→ **Directions for this task**
Repeat every record below exactly as it appears.
* * *
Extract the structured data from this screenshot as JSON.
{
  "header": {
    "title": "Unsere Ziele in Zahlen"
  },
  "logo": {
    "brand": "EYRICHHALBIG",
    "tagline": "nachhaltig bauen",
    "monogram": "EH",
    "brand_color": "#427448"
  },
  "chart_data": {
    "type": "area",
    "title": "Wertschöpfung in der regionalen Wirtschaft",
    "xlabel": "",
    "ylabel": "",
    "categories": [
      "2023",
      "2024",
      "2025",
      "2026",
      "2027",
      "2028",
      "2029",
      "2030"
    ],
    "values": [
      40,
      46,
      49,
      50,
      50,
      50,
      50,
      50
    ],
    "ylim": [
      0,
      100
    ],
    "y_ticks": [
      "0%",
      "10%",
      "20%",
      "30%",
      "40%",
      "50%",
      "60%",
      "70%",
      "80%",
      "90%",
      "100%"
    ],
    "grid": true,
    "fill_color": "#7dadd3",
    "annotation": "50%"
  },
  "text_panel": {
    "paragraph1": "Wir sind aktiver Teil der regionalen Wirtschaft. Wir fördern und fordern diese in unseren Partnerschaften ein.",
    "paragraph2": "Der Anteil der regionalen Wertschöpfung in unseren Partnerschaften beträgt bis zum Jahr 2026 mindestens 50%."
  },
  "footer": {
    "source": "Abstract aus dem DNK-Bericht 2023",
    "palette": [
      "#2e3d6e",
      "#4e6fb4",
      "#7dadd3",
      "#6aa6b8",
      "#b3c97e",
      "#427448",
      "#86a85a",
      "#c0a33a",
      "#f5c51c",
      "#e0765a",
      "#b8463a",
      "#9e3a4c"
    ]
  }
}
* * *
→ **Finished exercise**
Extract the structured data from this screenshot as JSON.
{
  "header": {
    "title": "Unsere Ziele in Zahlen"
  },
  "logo": {
    "brand": "EYRICHHALBIG",
    "tagline": "nachhaltig bauen",
    "monogram": "EH",
    "brand_color": "#427448"
  },
  "chart_data": {
    "type": "area",
    "title": "Wertschöpfung in der regionalen Wirtschaft",
    "xlabel": "",
    "ylabel": "",
    "categories": [
      "2023",
      "2024",
      "2025",
      "2026",
      "2027",
      "2028",
      "2029",
      "2030"
    ],
    "values": [
      40,
      46,
      49,
      50,
      50,
      50,
      50,
      50
    ],
    "ylim": [
      0,
      100
    ],
    "y_ticks": [
      "0%",
      "10%",
      "20%",
      "30%",
      "40%",
      "50%",
      "60%",
      "70%",
      "80%",
      "90%",
      "100%"
    ],
    "grid": true,
    "fill_color": "#7dadd3",
    "annotation": "50%"
  },
  "text_panel": {
    "paragraph1": "Wir sind aktiver Teil der regionalen Wirtschaft. Wir fördern und fordern diese in unseren Partnerschaften ein.",
    "paragraph2": "Der Anteil der regionalen Wertschöpfung in unseren Partnerschaften beträgt bis zum Jahr 2026 mindestens 50%."
  },
  "footer": {
    "source": "Abstract aus dem DNK-Bericht 2023",
    "palette": [
      "#2e3d6e",
      "#4e6fb4",
      "#7dadd3",
      "#6aa6b8",
      "#b3c97e",
      "#427448",
      "#86a85a",
      "#c0a33a",
      "#f5c51c",
      "#e0765a",
      "#b8463a",
      "#9e3a4c"
    ]
  }
}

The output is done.